[Dataset records]
___

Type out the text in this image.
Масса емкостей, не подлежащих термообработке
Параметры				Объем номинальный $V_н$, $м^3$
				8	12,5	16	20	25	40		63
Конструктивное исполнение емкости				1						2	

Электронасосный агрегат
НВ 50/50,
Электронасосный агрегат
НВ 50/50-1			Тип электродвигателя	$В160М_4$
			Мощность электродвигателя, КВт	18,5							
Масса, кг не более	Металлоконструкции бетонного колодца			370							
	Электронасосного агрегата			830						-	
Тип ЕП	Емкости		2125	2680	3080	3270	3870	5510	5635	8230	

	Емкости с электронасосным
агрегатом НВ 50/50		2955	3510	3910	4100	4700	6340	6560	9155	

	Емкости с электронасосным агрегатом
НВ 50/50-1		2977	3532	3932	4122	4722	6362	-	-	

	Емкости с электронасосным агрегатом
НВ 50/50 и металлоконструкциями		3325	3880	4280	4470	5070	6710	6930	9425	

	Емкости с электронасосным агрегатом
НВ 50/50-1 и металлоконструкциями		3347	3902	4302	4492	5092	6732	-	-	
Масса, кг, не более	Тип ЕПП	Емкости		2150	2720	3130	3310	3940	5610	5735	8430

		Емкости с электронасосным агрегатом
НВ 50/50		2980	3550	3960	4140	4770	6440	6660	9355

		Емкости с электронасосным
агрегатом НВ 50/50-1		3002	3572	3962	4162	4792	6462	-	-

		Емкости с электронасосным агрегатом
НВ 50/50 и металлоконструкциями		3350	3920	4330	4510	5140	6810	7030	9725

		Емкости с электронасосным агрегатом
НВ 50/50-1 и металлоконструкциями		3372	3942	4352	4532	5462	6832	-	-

___

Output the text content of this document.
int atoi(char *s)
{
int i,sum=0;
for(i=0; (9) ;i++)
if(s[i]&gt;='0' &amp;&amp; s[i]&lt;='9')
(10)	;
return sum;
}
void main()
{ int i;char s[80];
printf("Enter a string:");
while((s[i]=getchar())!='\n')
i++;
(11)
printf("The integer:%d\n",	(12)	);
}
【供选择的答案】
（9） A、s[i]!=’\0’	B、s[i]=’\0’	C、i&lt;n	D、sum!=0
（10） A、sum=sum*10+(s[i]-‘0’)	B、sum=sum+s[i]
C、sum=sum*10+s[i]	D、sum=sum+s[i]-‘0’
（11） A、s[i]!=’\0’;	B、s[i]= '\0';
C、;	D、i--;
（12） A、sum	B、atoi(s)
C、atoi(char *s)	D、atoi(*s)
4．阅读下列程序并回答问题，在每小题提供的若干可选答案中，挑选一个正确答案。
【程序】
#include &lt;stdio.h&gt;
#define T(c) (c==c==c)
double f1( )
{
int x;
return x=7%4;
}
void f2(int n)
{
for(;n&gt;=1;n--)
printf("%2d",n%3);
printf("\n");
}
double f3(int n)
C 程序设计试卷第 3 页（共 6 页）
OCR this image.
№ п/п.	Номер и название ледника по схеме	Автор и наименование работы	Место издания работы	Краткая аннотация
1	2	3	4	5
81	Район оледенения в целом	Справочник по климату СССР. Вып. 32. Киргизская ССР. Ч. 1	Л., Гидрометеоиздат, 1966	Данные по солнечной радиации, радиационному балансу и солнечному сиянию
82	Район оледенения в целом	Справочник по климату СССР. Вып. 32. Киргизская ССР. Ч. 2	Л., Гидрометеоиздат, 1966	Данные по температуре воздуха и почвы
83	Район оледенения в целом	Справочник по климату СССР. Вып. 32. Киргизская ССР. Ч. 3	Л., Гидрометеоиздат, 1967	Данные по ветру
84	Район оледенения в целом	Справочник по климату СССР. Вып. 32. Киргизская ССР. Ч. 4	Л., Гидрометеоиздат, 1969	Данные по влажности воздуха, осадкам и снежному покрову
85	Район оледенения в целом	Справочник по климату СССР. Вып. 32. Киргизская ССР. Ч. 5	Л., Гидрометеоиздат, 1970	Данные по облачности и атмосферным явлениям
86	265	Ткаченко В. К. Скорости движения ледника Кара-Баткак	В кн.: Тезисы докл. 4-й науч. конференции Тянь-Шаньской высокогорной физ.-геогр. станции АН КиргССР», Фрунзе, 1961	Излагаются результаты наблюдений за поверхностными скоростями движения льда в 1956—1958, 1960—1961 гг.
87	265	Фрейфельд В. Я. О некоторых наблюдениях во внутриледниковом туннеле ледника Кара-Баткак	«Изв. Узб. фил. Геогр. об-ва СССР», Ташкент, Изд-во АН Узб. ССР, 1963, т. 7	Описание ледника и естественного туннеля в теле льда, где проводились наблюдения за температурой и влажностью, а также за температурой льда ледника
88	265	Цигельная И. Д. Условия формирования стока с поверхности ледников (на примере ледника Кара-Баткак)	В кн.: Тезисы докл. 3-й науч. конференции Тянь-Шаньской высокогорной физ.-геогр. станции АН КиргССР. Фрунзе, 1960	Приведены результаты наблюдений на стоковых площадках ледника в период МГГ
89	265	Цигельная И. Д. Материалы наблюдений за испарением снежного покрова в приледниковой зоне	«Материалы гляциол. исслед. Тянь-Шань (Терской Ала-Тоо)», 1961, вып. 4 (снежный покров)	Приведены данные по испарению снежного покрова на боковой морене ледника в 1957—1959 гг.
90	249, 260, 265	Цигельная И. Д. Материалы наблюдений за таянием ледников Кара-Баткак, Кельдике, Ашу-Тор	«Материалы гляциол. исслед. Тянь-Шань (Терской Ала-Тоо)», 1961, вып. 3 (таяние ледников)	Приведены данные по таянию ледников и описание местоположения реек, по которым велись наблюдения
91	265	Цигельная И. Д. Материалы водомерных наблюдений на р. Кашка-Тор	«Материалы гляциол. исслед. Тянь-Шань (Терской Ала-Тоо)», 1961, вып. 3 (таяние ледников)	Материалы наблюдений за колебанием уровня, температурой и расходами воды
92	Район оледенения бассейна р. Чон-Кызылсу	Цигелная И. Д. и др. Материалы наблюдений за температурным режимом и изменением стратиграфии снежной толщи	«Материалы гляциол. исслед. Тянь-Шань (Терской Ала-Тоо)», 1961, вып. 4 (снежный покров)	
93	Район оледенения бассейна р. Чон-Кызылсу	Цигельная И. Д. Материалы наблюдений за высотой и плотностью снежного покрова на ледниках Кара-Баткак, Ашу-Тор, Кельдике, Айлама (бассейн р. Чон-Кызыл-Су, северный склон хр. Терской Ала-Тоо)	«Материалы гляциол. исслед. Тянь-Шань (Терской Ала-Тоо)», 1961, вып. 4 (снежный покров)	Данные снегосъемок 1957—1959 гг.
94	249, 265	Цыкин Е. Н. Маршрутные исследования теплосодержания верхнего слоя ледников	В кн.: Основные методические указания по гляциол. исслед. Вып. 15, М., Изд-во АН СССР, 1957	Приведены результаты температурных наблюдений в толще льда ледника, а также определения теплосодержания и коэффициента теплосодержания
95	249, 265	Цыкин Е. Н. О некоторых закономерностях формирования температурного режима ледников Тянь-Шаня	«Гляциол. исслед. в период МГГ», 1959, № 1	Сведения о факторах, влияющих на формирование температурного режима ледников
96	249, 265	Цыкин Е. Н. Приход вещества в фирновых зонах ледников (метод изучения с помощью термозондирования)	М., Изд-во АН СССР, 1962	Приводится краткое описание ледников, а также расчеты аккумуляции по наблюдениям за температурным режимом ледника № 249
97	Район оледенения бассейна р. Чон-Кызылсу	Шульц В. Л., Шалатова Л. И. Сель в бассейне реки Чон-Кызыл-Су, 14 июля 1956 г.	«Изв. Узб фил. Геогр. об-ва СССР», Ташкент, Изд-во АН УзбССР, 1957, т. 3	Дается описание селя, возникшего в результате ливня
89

___

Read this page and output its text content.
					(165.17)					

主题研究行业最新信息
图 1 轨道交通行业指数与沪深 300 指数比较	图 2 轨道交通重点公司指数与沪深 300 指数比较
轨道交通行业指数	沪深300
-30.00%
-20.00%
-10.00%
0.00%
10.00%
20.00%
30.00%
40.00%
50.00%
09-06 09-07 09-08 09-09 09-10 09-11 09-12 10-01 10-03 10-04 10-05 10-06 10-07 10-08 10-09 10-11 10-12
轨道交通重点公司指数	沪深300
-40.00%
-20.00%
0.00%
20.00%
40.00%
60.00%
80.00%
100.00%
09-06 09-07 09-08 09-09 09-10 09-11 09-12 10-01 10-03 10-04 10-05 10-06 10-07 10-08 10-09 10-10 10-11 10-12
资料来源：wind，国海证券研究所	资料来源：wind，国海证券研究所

___

▸ **Given request**:
Find the word "более" in the data and copy out each line where it turns up.

▸ **Expected output**:
Масса, кг не более	Металлоконструкции бетонного колодца			370							
Масса, кг, не более	Тип ЕПП	Емкости		2150	2720	3130	3310	3940	5610	5735	8430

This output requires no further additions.